* [EXERCISE GOAL] Render every line of the records below as a JSON array of strings, one string per line, with blank lines omitted.

* [INPUT FOR THIS TASK]
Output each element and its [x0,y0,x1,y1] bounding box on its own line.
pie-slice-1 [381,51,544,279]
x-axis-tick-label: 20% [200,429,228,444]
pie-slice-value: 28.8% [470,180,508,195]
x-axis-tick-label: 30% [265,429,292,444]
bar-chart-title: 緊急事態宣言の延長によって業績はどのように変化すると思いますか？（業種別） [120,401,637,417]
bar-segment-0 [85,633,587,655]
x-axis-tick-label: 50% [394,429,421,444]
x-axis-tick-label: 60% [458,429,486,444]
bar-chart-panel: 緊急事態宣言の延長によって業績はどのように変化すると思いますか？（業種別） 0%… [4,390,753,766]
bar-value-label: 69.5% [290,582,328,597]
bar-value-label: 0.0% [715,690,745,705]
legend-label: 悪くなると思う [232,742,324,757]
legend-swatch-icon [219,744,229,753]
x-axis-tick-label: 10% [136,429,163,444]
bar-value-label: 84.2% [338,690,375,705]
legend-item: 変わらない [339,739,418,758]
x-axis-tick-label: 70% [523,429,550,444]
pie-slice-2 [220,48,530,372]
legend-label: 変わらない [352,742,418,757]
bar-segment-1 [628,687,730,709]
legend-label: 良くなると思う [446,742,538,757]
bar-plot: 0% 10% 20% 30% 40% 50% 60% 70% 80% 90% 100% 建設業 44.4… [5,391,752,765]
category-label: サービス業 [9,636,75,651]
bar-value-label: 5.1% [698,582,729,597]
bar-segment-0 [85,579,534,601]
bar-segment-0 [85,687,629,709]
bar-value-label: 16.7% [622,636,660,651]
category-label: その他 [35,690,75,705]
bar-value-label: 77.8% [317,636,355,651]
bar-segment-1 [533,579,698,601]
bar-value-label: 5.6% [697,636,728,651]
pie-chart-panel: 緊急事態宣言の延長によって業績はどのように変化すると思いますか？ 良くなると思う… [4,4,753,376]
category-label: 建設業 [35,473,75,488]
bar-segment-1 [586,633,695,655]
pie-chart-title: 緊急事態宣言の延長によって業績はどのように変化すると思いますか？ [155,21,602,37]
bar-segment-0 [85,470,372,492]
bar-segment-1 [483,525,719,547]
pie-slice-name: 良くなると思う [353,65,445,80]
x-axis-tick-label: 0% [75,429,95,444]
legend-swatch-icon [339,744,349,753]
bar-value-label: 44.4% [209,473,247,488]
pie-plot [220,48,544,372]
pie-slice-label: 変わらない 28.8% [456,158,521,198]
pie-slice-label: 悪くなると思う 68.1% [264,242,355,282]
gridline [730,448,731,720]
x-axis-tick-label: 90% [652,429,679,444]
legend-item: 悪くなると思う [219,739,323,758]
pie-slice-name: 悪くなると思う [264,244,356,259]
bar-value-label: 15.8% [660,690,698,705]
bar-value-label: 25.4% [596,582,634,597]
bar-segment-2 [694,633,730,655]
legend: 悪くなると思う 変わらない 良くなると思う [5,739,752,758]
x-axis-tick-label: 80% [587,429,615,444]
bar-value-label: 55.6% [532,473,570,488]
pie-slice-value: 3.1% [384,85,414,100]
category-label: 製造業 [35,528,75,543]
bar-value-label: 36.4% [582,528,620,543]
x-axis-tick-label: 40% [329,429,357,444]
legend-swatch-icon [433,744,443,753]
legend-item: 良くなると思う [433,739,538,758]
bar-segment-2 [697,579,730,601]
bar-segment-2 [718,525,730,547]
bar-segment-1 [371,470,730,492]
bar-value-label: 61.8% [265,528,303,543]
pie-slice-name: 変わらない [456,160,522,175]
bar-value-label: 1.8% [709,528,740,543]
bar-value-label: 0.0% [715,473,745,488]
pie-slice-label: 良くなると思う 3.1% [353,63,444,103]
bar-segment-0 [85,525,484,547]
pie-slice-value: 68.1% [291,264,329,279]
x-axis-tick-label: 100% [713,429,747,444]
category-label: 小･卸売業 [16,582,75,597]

* [RIGHT ANSWER]
[
  "Output each element and its [x0,y0,x1,y1] bounding box on its own line.",
  "pie-slice-1 [381,51,544,279]",
  "x-axis-tick-label: 20% [200,429,228,444]",
  "pie-slice-value: 28.8% [470,180,508,195]",
  "x-axis-tick-label: 30% [265,429,292,444]",
  "bar-chart-title: 緊急事態宣言の延長によって業績はどのように変化すると思いますか？（業種別） [120,401,637,417]",
  "bar-segment-0 [85,633,587,655]",
  "x-axis-tick-label: 50% [394,429,421,444]",
  "x-axis-tick-label: 60% [458,429,486,444]",
  "bar-chart-panel: 緊急事態宣言の延長によって業績はどのように変化すると思いますか？（業種別） 0%… [4,390,753,766]",
  "bar-value-label: 69.5% [290,582,328,597]",
  "bar-value-label: 0.0% [715,690,745,705]",
  "legend-label: 悪くなると思う [232,742,324,757]",
  "legend-swatch-icon [219,744,229,753]",
  "x-axis-tick-label: 10% [136,429,163,444]",
  "bar-value-label: 84.2% [338,690,375,705]",
  "legend-item: 変わらない [339,739,418,758]",
  "x-axis-tick-label: 70% [523,429,550,444]",
  "pie-slice-2 [220,48,530,372]",
  "legend-label: 変わらない [352,742,418,757]",
  "bar-segment-1 [628,687,730,709]",
  "legend-label: 良くなると思う [446,742,538,757]",
  "bar-plot: 0% 10% 20% 30% 40% 50% 60% 70% 80% 90% 100% 建設業 44.4… [5,391,752,765]",
  "category-label: サービス業 [9,636,75,651]",
  "bar-value-label: 5.1% [698,582,729,597]",
  "bar-segment-0 [85,579,534,601]",
  "bar-segment-0 [85,687,629,709]",
  "bar-value-label: 16.7% [622,636,660,651]",
  "category-label: その他 [35,690,75,705]",
  "bar-value-label: 77.8% [317,636,355,651]",
  "bar-segment-1 [533,579,698,601]",
  "bar-value-label: 5.6% [697,636,728,651]",
  "pie-chart-panel: 緊急事態宣言の延長によって業績はどのように変化すると思いますか？ 良くなると思う… [4,4,753,376]",
  "category-label: 建設業 [35,473,75,488]",
  "bar-segment-1 [586,633,695,655]",
  "pie-chart-title: 緊急事態宣言の延長によって業績はどのように変化すると思いますか？ [155,21,602,37]",
  "bar-segment-0 [85,470,372,492]",
  "bar-segment-1 [483,525,719,547]",
  "pie-slice-name: 良くなると思う [353,65,445,80]",
  "x-axis-tick-label: 0% [75,429,95,444]",
  "legend-swatch-icon [339,744,349,753]",
  "bar-value-label: 44.4% [209,473,247,488]",
  "pie-plot [220,48,544,372]",
  "pie-slice-label: 変わらない 28.8% [456,158,521,198]",
  "pie-slice-label: 悪くなると思う 68.1% [264,242,355,282]",
  "gridline [730,448,731,720]",
  "x-axis-tick-label: 90% [652,429,679,444]",
  "legend-item: 悪くなると思う [219,739,323,758]",
  "pie-slice-name: 悪くなると思う [264,244,356,259]",
  "bar-value-label: 15.8% [660,690,698,705]",
  "bar-value-label: 25.4% [596,582,634,597]",
  "bar-segment-2 [694,633,730,655]",
  "legend: 悪くなると思う 変わらない 良くなると思う [5,739,752,758]",
  "x-axis-tick-label: 80% [587,429,615,444]",
  "bar-value-label: 55.6% [532,473,570,488]",
  "pie-slice-value: 3.1% [384,85,414,100]",
  "category-label: 製造業 [35,528,75,543]",
  "bar-value-label: 36.4% [582,528,620,543]",
  "x-axis-tick-label: 40% [329,429,357,444]",
  "legend-swatch-icon [433,744,443,753]",
  "legend-item: 良くなると思う [433,739,538,758]",
  "bar-segment-2 [697,579,730,601]",
  "bar-segment-2 [718,525,730,547]",
  "bar-segment-1 [371,470,730,492]",
  "bar-value-label: 61.8% [265,528,303,543]",
  "pie-slice-name: 変わらない [456,160,522,175]",
  "bar-value-label: 1.8% [709,528,740,543]",
  "bar-value-label: 0.0% [715,473,745,488]",
  "pie-slice-label: 良くなると思う 3.1% [353,63,444,103]",
  "bar-segment-0 [85,525,484,547]",
  "pie-slice-value: 68.1% [291,264,329,279]",
  "x-axis-tick-label: 100% [713,429,747,444]",
  "category-label: 小･卸売業 [16,582,75,597]"
]